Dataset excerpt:
------------------------

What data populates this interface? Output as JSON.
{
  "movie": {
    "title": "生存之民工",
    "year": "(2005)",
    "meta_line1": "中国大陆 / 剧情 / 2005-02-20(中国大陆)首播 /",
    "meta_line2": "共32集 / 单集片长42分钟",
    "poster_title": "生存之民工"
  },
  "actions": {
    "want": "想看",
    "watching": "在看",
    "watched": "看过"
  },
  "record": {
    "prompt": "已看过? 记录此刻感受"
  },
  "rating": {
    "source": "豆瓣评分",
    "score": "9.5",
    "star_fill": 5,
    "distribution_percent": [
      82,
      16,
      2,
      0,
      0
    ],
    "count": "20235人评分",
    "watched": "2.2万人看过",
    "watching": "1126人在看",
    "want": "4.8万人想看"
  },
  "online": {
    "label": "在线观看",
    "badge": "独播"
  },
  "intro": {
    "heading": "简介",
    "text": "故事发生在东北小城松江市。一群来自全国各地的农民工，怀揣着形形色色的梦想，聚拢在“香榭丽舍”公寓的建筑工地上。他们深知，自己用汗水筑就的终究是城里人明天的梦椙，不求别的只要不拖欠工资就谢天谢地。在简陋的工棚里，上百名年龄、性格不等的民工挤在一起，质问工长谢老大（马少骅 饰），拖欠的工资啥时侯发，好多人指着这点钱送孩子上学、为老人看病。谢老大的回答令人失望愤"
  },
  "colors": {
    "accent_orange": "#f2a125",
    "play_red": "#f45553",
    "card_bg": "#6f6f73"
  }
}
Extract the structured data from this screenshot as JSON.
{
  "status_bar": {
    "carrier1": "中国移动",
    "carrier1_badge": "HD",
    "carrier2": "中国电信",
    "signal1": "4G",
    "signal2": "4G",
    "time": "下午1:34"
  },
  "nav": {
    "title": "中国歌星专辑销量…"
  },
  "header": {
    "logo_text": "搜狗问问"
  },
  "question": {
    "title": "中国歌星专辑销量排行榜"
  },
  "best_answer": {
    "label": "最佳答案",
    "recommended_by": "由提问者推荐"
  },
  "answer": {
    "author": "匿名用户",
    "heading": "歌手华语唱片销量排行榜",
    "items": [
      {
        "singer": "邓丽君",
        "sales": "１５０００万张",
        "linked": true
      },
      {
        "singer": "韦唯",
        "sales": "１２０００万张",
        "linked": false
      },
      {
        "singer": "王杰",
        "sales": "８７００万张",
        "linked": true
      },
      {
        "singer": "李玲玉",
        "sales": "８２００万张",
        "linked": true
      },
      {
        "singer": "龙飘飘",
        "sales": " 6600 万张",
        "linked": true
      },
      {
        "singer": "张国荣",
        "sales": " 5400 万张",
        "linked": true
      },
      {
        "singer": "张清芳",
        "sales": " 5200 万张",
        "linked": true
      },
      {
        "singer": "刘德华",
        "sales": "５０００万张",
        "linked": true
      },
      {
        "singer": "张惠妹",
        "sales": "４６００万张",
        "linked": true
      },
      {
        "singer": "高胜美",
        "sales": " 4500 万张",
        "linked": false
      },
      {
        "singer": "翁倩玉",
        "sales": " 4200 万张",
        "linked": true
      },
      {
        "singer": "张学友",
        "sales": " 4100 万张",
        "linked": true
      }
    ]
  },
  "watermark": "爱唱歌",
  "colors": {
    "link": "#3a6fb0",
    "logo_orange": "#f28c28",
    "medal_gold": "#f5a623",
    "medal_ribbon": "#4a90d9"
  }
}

------------------------

▶ WORK TO COMPLETE
Exactly reproduce every line found in the records.

▶ ANSWER
What data populates this interface? Output as JSON.
{
  "movie": {
    "title": "生存之民工",
    "year": "(2005)",
    "meta_line1": "中国大陆 / 剧情 / 2005-02-20(中国大陆)首播 /",
    "meta_line2": "共32集 / 单集片长42分钟",
    "poster_title": "生存之民工"
  },
  "actions": {
    "want": "想看",
    "watching": "在看",
    "watched": "看过"
  },
  "record": {
    "prompt": "已看过? 记录此刻感受"
  },
  "rating": {
    "source": "豆瓣评分",
    "score": "9.5",
    "star_fill": 5,
    "distribution_percent": [
      82,
      16,
      2,
      0,
      0
    ],
    "count": "20235人评分",
    "watched": "2.2万人看过",
    "watching": "1126人在看",
    "want": "4.8万人想看"
  },
  "online": {
    "label": "在线观看",
    "badge": "独播"
  },
  "intro": {
    "heading": "简介",
    "text": "故事发生在东北小城松江市。一群来自全国各地的农民工，怀揣着形形色色的梦想，聚拢在“香榭丽舍”公寓的建筑工地上。他们深知，自己用汗水筑就的终究是城里人明天的梦椙，不求别的只要不拖欠工资就谢天谢地。在简陋的工棚里，上百名年龄、性格不等的民工挤在一起，质问工长谢老大（马少骅 饰），拖欠的工资啥时侯发，好多人指着这点钱送孩子上学、为老人看病。谢老大的回答令人失望愤"
  },
  "colors": {
    "accent_orange": "#f2a125",
    "play_red": "#f45553",
    "card_bg": "#6f6f73"
  }
}
Extract the structured data from this screenshot as JSON.
{
  "status_bar": {
    "carrier1": "中国移动",
    "carrier1_badge": "HD",
    "carrier2": "中国电信",
    "signal1": "4G",
    "signal2": "4G",
    "time": "下午1:34"
  },
  "nav": {
    "title": "中国歌星专辑销量…"
  },
  "header": {
    "logo_text": "搜狗问问"
  },
  "question": {
    "title": "中国歌星专辑销量排行榜"
  },
  "best_answer": {
    "label": "最佳答案",
    "recommended_by": "由提问者推荐"
  },
  "answer": {
    "author": "匿名用户",
    "heading": "歌手华语唱片销量排行榜",
    "items": [
      {
        "singer": "邓丽君",
        "sales": "１５０００万张",
        "linked": true
      },
      {
        "singer": "韦唯",
        "sales": "１２０００万张",
        "linked": false
      },
      {
        "singer": "王杰",
        "sales": "８７００万张",
        "linked": true
      },
      {
        "singer": "李玲玉",
        "sales": "８２００万张",
        "linked": true
      },
      {
        "singer": "龙飘飘",
        "sales": " 6600 万张",
        "linked": true
      },
      {
        "singer": "张国荣",
        "sales": " 5400 万张",
        "linked": true
      },
      {
        "singer": "张清芳",
        "sales": " 5200 万张",
        "linked": true
      },
      {
        "singer": "刘德华",
        "sales": "５０００万张",
        "linked": true
      },
      {
        "singer": "张惠妹",
        "sales": "４６００万张",
        "linked": true
      },
      {
        "singer": "高胜美",
        "sales": " 4500 万张",
        "linked": false
      },
      {
        "singer": "翁倩玉",
        "sales": " 4200 万张",
        "linked": true
      },
      {
        "singer": "张学友",
        "sales": " 4100 万张",
        "linked": true
      }
    ]
  },
  "watermark": "爱唱歌",
  "colors": {
    "link": "#3a6fb0",
    "logo_orange": "#f28c28",
    "medal_gold": "#f5a623",
    "medal_ribbon": "#4a90d9"
  }
}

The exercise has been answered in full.